### THE EXERCISE
Say the number of lines containing the string "उपलब", and say nothing else.

Source data:
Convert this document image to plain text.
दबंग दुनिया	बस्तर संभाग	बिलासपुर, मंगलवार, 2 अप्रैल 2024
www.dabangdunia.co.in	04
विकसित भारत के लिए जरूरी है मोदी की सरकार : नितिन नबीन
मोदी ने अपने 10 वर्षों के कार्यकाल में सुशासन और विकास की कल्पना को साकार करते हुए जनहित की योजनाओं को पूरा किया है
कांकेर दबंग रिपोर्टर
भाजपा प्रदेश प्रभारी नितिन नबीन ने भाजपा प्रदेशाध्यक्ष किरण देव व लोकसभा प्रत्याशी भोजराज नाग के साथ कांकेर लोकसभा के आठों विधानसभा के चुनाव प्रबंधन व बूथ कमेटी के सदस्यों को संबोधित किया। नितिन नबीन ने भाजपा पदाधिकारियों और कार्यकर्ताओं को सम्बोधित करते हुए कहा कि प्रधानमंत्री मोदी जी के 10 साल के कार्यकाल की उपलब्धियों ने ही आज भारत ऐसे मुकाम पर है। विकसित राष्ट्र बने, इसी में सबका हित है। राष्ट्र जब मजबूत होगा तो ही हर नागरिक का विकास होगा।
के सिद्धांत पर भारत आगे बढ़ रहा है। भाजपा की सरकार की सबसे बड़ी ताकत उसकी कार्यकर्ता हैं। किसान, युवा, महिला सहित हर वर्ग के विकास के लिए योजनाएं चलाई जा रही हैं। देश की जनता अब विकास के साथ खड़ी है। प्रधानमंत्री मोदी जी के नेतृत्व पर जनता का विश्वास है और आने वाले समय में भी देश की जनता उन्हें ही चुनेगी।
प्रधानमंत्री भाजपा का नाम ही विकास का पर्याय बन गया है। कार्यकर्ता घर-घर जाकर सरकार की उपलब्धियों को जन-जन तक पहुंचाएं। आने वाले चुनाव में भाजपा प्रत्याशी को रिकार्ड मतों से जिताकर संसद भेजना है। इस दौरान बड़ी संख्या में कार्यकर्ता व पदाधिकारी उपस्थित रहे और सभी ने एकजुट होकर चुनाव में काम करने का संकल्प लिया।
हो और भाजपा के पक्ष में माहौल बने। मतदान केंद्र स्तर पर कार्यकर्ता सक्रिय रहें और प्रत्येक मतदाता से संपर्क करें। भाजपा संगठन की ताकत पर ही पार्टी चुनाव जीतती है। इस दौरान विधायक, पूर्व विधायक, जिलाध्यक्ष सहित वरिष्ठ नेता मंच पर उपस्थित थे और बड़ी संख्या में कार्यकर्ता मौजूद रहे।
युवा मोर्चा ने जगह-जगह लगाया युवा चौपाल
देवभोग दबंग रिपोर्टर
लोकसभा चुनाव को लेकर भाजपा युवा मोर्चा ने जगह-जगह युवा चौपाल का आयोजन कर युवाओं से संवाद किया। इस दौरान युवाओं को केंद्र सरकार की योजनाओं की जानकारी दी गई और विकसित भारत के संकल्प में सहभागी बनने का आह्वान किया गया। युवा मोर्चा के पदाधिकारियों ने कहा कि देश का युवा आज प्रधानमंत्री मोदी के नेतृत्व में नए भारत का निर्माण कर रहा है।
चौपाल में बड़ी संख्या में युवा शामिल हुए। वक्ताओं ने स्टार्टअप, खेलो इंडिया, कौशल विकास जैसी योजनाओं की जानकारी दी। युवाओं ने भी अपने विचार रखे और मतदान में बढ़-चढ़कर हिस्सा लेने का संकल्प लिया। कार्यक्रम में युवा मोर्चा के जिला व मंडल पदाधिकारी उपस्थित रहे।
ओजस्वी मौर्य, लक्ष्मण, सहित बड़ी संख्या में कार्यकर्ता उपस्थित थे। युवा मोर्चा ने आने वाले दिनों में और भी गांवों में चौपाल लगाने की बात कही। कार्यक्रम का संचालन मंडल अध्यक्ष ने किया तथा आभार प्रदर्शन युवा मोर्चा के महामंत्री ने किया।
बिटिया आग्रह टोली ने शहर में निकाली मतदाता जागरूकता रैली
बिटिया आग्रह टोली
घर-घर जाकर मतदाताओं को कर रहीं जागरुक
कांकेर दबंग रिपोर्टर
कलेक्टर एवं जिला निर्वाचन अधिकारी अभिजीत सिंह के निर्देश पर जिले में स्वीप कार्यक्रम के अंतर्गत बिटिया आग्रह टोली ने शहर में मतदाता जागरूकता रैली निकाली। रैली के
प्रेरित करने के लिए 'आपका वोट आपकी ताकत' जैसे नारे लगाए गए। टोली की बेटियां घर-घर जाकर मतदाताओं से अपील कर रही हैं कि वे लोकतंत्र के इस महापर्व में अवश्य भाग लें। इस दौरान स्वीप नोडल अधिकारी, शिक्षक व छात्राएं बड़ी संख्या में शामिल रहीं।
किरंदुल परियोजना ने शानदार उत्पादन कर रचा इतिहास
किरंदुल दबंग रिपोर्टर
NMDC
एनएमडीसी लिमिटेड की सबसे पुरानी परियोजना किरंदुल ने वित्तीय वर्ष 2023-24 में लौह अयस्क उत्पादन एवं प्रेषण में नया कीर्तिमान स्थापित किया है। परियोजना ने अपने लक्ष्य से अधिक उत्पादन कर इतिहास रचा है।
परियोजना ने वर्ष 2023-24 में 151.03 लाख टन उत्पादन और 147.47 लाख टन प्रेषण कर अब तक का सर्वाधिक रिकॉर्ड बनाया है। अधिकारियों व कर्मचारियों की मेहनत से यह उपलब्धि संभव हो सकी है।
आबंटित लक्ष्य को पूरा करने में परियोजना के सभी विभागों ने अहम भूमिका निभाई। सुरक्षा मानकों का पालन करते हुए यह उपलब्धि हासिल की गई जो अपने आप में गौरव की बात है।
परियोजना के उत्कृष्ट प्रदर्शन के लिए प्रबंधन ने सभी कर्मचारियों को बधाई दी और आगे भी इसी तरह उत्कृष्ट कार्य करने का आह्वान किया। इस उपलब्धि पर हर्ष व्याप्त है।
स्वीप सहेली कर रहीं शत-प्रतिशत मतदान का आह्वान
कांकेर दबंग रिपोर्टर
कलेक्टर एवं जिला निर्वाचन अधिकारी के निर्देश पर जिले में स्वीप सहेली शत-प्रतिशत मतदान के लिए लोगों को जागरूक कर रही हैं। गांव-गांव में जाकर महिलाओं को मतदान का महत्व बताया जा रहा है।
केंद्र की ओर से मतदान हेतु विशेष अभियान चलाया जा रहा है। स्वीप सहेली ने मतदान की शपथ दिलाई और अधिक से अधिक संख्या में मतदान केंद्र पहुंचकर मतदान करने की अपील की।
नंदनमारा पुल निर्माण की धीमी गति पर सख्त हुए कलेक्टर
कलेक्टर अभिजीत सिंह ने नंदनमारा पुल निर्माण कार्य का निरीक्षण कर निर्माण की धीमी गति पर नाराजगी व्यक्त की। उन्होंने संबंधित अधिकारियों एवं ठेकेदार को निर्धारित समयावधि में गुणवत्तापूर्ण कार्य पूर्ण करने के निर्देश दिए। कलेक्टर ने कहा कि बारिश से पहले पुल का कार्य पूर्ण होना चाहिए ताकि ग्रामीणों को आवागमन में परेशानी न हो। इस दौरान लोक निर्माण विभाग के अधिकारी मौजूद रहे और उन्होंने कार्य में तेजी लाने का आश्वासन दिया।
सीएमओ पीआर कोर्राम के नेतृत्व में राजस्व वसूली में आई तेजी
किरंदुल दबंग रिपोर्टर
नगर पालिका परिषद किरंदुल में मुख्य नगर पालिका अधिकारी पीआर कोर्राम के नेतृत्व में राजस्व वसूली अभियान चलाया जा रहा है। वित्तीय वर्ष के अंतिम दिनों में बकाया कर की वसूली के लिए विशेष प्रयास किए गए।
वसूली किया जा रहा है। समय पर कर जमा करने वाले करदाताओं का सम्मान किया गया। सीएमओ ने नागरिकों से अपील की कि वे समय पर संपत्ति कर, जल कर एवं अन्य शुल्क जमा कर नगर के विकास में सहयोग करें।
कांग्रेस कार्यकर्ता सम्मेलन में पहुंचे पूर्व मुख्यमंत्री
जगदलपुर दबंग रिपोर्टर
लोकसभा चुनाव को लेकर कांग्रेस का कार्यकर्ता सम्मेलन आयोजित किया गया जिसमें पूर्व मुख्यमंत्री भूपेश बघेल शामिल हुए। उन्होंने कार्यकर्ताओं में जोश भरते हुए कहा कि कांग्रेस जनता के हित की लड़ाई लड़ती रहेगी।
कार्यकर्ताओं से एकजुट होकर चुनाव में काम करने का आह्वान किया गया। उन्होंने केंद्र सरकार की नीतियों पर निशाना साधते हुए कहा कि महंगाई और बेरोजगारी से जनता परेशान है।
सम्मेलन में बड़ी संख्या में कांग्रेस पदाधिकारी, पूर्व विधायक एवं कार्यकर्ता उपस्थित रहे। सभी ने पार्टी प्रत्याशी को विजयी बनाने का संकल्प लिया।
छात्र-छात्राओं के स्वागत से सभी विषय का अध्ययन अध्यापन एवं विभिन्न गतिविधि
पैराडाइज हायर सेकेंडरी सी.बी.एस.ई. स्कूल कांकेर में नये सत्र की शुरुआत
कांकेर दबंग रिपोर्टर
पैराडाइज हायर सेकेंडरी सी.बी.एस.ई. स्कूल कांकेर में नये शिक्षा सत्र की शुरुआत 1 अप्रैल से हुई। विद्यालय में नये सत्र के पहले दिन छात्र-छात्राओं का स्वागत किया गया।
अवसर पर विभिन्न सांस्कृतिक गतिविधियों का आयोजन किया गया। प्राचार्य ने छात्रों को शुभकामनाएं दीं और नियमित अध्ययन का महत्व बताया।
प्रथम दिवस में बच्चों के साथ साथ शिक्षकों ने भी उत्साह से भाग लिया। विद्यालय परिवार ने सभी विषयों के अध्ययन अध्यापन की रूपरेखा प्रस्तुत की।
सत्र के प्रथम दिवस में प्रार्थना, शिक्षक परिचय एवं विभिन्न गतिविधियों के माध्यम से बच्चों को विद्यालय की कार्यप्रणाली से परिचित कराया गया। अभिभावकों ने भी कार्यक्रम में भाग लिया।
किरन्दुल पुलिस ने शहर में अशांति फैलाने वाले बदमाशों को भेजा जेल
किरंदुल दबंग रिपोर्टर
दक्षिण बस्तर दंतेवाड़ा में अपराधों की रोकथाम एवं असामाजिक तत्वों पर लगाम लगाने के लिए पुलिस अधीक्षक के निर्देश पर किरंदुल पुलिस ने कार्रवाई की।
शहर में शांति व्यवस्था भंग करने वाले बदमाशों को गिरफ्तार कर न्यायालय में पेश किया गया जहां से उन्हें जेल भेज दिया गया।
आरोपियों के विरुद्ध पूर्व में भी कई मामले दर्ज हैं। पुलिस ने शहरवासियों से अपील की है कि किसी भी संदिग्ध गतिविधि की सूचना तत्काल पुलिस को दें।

### THE RESULT
5